YOUR INSTRUCTIONS. Here are some entries; quote each one exactly.

═════ STORED RECORDS ═════

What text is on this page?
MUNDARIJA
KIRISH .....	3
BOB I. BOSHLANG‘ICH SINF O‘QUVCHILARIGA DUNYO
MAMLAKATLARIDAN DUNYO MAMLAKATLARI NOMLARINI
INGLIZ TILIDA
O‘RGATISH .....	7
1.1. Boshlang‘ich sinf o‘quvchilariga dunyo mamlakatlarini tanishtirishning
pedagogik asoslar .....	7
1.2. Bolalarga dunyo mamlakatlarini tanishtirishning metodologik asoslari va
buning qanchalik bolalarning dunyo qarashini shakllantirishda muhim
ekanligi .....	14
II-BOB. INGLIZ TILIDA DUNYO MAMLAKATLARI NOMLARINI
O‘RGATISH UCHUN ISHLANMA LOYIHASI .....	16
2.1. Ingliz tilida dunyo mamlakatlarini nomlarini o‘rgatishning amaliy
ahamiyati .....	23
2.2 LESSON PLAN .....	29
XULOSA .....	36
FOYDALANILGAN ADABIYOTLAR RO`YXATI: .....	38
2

═════

THE SOLUTION.
What text is on this page?
MUNDARIJA
KIRISH .....	3
BOB I. BOSHLANG‘ICH SINF O‘QUVCHILARIGA DUNYO
MAMLAKATLARIDAN DUNYO MAMLAKATLARI NOMLARINI
INGLIZ TILIDA
O‘RGATISH .....	7
1.1. Boshlang‘ich sinf o‘quvchilariga dunyo mamlakatlarini tanishtirishning
pedagogik asoslar .....	7
1.2. Bolalarga dunyo mamlakatlarini tanishtirishning metodologik asoslari va
buning qanchalik bolalarning dunyo qarashini shakllantirishda muhim
ekanligi .....	14
II-BOB. INGLIZ TILIDA DUNYO MAMLAKATLARI NOMLARINI
O‘RGATISH UCHUN ISHLANMA LOYIHASI .....	16
2.1. Ingliz tilida dunyo mamlakatlarini nomlarini o‘rgatishning amaliy
ahamiyati .....	23
2.2 LESSON PLAN .....	29
XULOSA .....	36
FOYDALANILGAN ADABIYOTLAR RO`YXATI: .....	38
2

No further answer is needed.